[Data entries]
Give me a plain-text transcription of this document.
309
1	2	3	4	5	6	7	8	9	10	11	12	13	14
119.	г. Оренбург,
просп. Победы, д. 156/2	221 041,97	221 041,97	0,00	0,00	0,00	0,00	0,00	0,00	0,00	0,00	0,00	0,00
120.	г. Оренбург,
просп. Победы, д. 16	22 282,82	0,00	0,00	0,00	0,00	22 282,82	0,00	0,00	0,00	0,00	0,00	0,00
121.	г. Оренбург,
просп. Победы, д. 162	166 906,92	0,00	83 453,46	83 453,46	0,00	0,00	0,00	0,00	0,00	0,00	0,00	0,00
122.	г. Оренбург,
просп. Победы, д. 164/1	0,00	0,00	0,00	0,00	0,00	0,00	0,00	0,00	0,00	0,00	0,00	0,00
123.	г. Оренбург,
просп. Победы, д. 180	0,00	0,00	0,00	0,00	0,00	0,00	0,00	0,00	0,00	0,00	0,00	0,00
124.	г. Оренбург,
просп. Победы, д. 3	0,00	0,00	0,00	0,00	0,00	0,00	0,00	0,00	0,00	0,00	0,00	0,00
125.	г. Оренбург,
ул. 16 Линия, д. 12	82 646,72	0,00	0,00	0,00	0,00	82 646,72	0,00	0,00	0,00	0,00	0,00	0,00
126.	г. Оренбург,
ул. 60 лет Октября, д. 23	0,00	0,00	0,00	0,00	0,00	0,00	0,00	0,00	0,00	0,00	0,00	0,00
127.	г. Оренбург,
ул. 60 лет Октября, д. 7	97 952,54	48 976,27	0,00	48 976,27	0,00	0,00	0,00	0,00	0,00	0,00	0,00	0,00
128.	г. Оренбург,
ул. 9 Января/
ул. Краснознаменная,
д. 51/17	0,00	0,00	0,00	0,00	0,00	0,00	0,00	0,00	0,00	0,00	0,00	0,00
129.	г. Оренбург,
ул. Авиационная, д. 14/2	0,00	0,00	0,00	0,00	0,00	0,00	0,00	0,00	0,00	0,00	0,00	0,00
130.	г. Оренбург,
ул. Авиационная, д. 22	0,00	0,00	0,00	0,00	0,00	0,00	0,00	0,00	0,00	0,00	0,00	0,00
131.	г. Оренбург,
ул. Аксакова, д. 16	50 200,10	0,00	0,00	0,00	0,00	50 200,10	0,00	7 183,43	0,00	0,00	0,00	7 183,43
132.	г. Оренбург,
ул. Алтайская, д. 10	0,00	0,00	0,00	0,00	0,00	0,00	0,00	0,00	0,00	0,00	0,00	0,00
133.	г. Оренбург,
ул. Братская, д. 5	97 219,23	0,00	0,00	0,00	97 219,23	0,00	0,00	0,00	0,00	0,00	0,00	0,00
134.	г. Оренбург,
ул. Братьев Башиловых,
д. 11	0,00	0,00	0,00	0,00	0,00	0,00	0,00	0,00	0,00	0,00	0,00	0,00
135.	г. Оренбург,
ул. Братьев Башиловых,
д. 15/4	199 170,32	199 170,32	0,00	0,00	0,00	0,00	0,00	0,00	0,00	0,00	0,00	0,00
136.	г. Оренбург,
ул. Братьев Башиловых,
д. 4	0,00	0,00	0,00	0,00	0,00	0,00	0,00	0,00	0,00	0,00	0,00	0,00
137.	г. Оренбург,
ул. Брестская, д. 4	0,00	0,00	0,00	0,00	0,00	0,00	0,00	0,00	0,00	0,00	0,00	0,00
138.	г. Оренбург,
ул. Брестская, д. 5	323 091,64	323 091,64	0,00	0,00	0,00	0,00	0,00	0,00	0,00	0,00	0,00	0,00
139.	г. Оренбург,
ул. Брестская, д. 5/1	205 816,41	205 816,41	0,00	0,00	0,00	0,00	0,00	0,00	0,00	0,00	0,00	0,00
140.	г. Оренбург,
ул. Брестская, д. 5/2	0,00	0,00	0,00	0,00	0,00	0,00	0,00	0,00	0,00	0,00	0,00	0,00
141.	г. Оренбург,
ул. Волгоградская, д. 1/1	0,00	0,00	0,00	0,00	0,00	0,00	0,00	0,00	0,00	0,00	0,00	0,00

[Problem to solve] Filter the data for the string "Брестская" and copy every line that has it.

[Reply]
ул. Брестская, д. 4	0,00	0,00	0,00	0,00	0,00	0,00	0,00	0,00	0,00	0,00	0,00	0,00
ул. Брестская, д. 5	323 091,64	323 091,64	0,00	0,00	0,00	0,00	0,00	0,00	0,00	0,00	0,00	0,00
ул. Брестская, д. 5/1	205 816,41	205 816,41	0,00	0,00	0,00	0,00	0,00	0,00	0,00	0,00	0,00	0,00
ул. Брестская, д. 5/2	0,00	0,00	0,00	0,00	0,00	0,00	0,00	0,00	0,00	0,00	0,00	0,00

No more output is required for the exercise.